» Task to complete
Repeat the entries that follow verbatim, without any of their pictures.

#### Data listing ####

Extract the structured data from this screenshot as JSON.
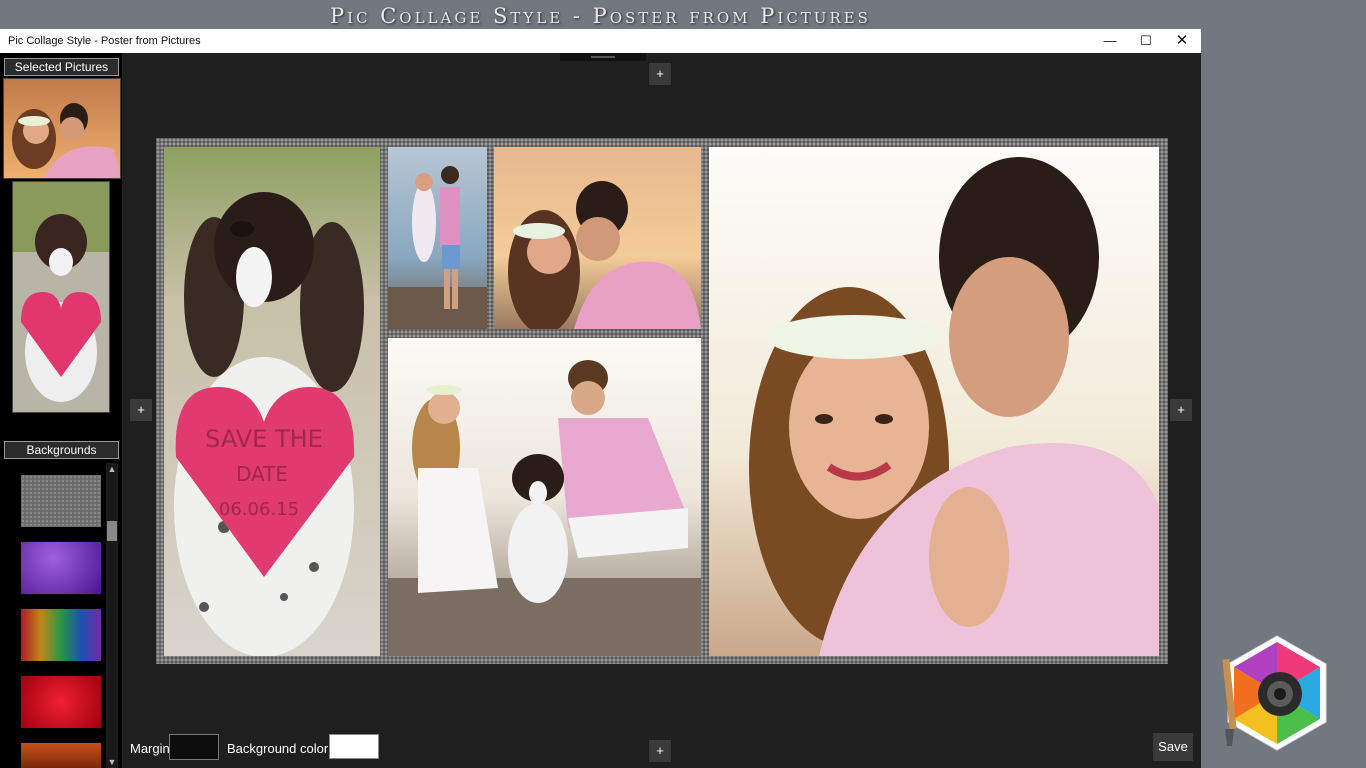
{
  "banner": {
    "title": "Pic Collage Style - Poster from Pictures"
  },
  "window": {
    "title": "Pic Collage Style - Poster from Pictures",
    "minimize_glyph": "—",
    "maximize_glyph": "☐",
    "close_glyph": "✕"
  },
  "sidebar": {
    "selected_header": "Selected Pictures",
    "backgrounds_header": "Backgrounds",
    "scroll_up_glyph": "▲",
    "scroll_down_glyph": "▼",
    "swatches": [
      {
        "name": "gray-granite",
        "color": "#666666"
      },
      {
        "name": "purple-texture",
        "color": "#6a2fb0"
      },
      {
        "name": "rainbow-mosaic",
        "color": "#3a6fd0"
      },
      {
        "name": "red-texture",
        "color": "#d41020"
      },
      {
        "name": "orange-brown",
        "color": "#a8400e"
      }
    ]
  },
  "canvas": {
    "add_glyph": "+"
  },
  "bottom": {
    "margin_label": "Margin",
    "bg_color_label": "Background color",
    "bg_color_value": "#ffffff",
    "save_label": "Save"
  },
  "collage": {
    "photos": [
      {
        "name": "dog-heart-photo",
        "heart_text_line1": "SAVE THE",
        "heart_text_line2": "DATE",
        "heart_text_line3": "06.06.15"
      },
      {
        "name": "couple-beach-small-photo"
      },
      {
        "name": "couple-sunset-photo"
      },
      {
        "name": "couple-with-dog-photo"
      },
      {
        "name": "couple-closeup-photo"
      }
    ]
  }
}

####

» Task solution
Extract the structured data from this screenshot as JSON.
{
  "banner": {
    "title": "Pic Collage Style - Poster from Pictures"
  },
  "window": {
    "title": "Pic Collage Style - Poster from Pictures",
    "minimize_glyph": "—",
    "maximize_glyph": "☐",
    "close_glyph": "✕"
  },
  "sidebar": {
    "selected_header": "Selected Pictures",
    "backgrounds_header": "Backgrounds",
    "scroll_up_glyph": "▲",
    "scroll_down_glyph": "▼",
    "swatches": [
      {
        "name": "gray-granite",
        "color": "#666666"
      },
      {
        "name": "purple-texture",
        "color": "#6a2fb0"
      },
      {
        "name": "rainbow-mosaic",
        "color": "#3a6fd0"
      },
      {
        "name": "red-texture",
        "color": "#d41020"
      },
      {
        "name": "orange-brown",
        "color": "#a8400e"
      }
    ]
  },
  "canvas": {
    "add_glyph": "+"
  },
  "bottom": {
    "margin_label": "Margin",
    "bg_color_label": "Background color",
    "bg_color_value": "#ffffff",
    "save_label": "Save"
  },
  "collage": {
    "photos": [
      {
        "name": "dog-heart-photo",
        "heart_text_line1": "SAVE THE",
        "heart_text_line2": "DATE",
        "heart_text_line3": "06.06.15"
      },
      {
        "name": "couple-beach-small-photo"
      },
      {
        "name": "couple-sunset-photo"
      },
      {
        "name": "couple-with-dog-photo"
      },
      {
        "name": "couple-closeup-photo"
      }
    ]
  }
}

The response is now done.